[Source records]

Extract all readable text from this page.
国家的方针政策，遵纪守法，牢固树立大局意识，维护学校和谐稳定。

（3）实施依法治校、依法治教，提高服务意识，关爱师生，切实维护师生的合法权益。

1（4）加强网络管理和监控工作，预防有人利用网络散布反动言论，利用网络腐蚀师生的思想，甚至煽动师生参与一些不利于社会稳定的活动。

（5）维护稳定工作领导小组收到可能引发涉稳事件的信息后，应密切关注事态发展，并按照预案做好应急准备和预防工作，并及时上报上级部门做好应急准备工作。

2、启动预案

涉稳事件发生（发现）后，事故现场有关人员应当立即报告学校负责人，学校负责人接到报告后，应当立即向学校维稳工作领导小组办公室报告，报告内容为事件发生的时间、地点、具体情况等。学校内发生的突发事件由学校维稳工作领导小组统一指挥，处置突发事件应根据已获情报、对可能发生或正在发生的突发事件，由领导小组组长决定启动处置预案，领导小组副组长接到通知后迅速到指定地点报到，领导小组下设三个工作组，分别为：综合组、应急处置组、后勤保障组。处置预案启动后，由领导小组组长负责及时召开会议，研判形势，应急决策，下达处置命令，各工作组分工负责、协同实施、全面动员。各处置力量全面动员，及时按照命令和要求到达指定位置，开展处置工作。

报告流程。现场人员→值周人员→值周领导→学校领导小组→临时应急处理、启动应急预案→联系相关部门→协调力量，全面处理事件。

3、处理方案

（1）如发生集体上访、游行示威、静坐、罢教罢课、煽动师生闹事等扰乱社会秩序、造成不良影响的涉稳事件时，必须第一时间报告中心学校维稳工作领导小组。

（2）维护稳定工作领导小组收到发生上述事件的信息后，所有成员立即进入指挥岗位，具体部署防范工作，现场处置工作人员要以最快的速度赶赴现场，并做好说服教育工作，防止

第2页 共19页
* * *
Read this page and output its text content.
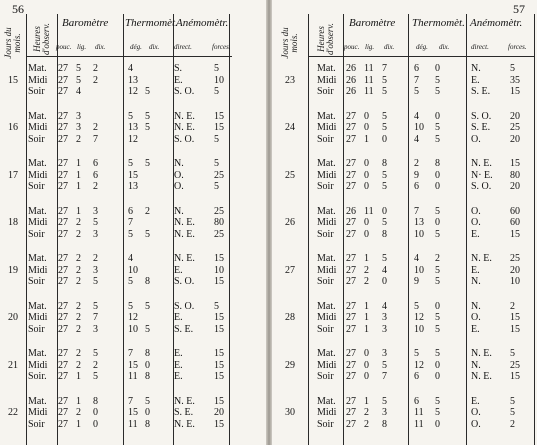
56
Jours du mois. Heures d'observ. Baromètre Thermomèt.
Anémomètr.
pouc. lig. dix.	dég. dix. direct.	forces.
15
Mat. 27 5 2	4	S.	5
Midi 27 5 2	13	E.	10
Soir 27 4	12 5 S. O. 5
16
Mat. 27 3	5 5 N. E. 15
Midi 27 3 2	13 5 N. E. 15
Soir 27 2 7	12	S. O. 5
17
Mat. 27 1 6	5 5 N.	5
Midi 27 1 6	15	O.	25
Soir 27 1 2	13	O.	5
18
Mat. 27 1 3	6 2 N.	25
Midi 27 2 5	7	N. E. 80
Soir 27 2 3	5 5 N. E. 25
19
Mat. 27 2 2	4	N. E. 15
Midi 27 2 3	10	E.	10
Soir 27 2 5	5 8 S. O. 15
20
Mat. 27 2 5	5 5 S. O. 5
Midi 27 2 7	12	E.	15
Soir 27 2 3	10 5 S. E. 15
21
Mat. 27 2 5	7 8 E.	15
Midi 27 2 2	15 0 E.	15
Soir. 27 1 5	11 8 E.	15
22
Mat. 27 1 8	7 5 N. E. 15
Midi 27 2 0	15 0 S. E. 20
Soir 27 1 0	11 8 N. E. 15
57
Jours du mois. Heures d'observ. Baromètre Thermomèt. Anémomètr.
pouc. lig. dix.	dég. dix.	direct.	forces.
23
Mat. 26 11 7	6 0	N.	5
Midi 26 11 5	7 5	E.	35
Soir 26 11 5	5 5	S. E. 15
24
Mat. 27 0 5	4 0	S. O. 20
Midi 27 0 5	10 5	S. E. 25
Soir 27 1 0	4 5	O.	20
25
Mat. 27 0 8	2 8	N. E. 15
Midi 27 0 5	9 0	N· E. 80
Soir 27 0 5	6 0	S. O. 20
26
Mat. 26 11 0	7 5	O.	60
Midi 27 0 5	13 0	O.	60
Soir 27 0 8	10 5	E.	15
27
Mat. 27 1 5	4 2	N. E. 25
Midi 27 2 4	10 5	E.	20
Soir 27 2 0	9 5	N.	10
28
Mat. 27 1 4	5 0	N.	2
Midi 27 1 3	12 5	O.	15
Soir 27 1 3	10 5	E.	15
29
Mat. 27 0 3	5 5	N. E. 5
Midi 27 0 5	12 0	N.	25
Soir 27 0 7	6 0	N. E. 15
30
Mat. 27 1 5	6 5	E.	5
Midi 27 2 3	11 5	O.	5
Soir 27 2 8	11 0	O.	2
--
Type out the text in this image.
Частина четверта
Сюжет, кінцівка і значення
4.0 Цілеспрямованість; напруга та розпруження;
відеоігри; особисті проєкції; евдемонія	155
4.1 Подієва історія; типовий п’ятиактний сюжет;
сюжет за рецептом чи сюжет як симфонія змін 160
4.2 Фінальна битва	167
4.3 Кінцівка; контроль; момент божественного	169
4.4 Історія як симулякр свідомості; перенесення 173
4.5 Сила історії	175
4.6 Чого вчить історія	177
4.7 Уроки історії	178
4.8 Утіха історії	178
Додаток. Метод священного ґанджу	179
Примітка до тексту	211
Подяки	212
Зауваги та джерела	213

AIM: Gather every line from the listing above in which the word "page" appears.

TASK SOLUTION:
Extract all readable text from this page.
Read this page and output its text content.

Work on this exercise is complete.